→ **Excerpt provided**
==============================
The call is open from Tuesday, Dec. 20, 2022, and closes on Sunday, Feb. 26, 2023 at 11:59 pm. Participants will be informed of their acceptance in the show by Friday, March 6. 
 
Submissions can be made  by going to https://baacollegefellowshipshow2023.artcall.org. The exhibit will be at the Lichtenstein Center for the Arts, 28 Renne Avenue, Pittsfield, MA during the month of  April.  
 
An award ceremony will be held Saturday, April 15 from 3-5 pm.  
 
The BAA College Fellowship Show is open to Berkshire County, Massachusetts residents enrolled at the undergraduate level as art majors at any college in the country, as well as non-residents majoring in art at a Berkshire County college;  Berkshire Community College, MCLA, Williams, and Simon's Rock.
==============================
Region annotation records:
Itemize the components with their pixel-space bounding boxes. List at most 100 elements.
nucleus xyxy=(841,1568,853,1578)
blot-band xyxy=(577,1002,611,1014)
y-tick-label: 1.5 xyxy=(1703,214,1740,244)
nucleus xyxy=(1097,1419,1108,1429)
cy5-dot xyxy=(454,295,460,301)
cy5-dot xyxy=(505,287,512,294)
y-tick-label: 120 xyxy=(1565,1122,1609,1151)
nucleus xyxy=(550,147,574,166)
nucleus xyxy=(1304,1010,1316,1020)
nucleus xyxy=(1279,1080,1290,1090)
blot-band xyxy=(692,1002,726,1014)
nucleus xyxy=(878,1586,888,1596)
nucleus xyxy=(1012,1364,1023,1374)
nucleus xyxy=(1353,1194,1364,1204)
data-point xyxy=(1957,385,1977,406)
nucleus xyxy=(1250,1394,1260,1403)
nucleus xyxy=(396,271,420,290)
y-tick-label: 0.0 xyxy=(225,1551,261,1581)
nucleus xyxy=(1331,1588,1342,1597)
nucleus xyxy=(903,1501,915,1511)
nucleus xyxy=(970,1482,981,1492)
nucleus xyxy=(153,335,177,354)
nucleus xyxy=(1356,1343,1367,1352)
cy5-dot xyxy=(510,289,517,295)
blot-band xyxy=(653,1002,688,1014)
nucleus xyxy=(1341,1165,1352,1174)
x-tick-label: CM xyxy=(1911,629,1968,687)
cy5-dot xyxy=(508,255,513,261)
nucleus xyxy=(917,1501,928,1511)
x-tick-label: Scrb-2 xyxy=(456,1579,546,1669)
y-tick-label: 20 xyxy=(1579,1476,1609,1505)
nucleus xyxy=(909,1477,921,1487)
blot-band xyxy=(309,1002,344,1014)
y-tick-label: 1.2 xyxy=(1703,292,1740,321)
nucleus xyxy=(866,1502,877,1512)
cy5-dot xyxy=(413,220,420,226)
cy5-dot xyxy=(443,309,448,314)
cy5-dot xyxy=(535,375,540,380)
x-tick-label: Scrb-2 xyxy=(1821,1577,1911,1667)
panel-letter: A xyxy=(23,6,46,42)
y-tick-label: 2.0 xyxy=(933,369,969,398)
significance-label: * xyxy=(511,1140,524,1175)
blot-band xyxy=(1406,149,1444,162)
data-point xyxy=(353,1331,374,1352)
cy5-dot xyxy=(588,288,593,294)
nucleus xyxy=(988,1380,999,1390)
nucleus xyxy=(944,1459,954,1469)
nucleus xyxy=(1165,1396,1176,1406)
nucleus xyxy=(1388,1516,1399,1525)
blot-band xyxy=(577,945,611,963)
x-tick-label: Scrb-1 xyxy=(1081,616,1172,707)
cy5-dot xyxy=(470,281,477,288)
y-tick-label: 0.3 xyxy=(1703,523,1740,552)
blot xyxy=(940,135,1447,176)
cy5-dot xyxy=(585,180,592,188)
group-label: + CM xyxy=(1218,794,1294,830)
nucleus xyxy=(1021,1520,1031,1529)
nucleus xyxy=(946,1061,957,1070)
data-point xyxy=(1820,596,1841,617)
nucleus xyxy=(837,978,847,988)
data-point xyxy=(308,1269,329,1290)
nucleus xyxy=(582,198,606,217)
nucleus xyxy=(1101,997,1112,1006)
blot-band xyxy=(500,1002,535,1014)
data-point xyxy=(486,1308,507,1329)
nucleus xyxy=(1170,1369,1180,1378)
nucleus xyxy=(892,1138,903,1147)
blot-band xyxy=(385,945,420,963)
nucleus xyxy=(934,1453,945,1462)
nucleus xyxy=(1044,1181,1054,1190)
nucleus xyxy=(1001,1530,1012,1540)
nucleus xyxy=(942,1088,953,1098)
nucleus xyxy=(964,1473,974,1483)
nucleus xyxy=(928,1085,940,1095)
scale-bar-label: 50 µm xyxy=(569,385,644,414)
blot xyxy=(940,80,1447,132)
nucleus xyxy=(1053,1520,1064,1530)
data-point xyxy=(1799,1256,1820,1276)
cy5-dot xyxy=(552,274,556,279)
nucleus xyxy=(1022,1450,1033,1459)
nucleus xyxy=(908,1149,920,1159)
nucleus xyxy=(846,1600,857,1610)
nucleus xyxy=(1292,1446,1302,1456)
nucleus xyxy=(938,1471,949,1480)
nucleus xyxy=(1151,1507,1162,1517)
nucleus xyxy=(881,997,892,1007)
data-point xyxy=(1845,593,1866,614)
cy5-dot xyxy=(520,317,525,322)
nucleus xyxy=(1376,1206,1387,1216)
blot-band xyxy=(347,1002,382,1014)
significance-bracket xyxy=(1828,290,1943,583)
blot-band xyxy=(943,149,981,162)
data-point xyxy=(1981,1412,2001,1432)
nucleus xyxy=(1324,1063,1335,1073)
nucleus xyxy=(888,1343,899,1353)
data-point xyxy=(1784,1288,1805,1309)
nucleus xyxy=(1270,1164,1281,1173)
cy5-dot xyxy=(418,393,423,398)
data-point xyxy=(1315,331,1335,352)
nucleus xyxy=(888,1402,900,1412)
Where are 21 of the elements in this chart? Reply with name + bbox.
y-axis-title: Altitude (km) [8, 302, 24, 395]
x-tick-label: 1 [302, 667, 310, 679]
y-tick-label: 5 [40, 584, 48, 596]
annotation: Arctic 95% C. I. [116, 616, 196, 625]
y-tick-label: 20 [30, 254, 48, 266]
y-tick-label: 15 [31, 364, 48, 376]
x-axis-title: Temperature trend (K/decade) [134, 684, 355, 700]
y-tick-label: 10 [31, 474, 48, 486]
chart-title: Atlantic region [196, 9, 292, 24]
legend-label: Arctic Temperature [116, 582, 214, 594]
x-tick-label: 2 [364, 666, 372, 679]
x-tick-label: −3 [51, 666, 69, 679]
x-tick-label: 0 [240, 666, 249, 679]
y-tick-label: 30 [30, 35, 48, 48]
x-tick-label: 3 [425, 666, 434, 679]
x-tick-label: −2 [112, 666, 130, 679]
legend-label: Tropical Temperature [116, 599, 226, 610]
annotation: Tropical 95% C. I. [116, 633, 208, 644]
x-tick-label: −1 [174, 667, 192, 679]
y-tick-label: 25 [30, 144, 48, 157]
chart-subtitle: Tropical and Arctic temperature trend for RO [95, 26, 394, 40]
==============================
→ **Work to complete**
**A.** Name every Berkshire County college listed in the show announcement.
**B.** Please summarize the show announcement in two sentences.
**C.** Carry the show announcement forward from its final sentence.
You won't need the records for any of this.

→ **Expected answers**
**A.** Berkshire Community College, MCLA, Williams, Simon's Rock

**B.** The BAA College Fellowship Show accepts submissions online from Dec. 20, 2022, to Feb. 26, 2023, and will exhibit at the Lichtenstein Center for the Arts in Pittsfield, MA, during April, with an award ceremony on April 15. It is open to Berkshire County residents who are undergraduate art majors at any college in the country and to non-residents majoring in art at a Berkshire County college.

**C.**
The BAA board has set a goal of awarding a total of $5000 in fellowship  awards. The BAA College Fellowship is funded in part by the Norman and Rose Avnet Fellowship Endowment and supplemental private donations. In 2021 and 2022, the Feigenbaum Foundation funded the fellowship award. Additionally, local artists support the Fellowship through their donations of 10x10 inch art to the 10x10 RAP (Real Art Party) which is held at the Berkshire Museum on Thursday, Feb. 23, 2023 as part of the City of Pittsfield's 10x10 Festival.
 
A gallery of recent BAA Fellowship shows may be found at berkshireartassociation.org.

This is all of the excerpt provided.